_Data for the task_
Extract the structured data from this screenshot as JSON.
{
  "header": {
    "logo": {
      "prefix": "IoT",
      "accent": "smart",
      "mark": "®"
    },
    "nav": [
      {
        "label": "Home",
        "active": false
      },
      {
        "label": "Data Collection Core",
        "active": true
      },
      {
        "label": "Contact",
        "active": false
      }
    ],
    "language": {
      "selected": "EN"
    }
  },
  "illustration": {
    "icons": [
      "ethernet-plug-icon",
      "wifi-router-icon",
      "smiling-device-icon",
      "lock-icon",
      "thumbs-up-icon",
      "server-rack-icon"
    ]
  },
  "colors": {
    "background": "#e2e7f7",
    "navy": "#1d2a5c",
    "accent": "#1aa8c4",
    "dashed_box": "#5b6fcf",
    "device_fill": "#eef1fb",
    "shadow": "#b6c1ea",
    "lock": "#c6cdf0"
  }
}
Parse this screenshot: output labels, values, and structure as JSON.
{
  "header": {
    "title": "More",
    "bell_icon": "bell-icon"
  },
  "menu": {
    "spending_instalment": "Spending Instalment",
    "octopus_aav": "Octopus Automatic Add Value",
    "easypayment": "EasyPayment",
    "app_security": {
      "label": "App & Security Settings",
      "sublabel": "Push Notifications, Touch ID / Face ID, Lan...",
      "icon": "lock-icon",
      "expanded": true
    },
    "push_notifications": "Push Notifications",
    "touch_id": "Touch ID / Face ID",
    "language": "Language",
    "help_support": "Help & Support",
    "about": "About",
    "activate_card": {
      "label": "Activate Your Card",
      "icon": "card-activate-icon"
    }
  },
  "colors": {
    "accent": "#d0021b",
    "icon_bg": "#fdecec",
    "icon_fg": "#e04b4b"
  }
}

_What is required_
Retype the whole listing above exactly.

_Reply_
Extract the structured data from this screenshot as JSON.
{
  "header": {
    "logo": {
      "prefix": "IoT",
      "accent": "smart",
      "mark": "®"
    },
    "nav": [
      {
        "label": "Home",
        "active": false
      },
      {
        "label": "Data Collection Core",
        "active": true
      },
      {
        "label": "Contact",
        "active": false
      }
    ],
    "language": {
      "selected": "EN"
    }
  },
  "illustration": {
    "icons": [
      "ethernet-plug-icon",
      "wifi-router-icon",
      "smiling-device-icon",
      "lock-icon",
      "thumbs-up-icon",
      "server-rack-icon"
    ]
  },
  "colors": {
    "background": "#e2e7f7",
    "navy": "#1d2a5c",
    "accent": "#1aa8c4",
    "dashed_box": "#5b6fcf",
    "device_fill": "#eef1fb",
    "shadow": "#b6c1ea",
    "lock": "#c6cdf0"
  }
}
Parse this screenshot: output labels, values, and structure as JSON.
{
  "header": {
    "title": "More",
    "bell_icon": "bell-icon"
  },
  "menu": {
    "spending_instalment": "Spending Instalment",
    "octopus_aav": "Octopus Automatic Add Value",
    "easypayment": "EasyPayment",
    "app_security": {
      "label": "App & Security Settings",
      "sublabel": "Push Notifications, Touch ID / Face ID, Lan...",
      "icon": "lock-icon",
      "expanded": true
    },
    "push_notifications": "Push Notifications",
    "touch_id": "Touch ID / Face ID",
    "language": "Language",
    "help_support": "Help & Support",
    "about": "About",
    "activate_card": {
      "label": "Activate Your Card",
      "icon": "card-activate-icon"
    }
  },
  "colors": {
    "accent": "#d0021b",
    "icon_bg": "#fdecec",
    "icon_fg": "#e04b4b"
  }
}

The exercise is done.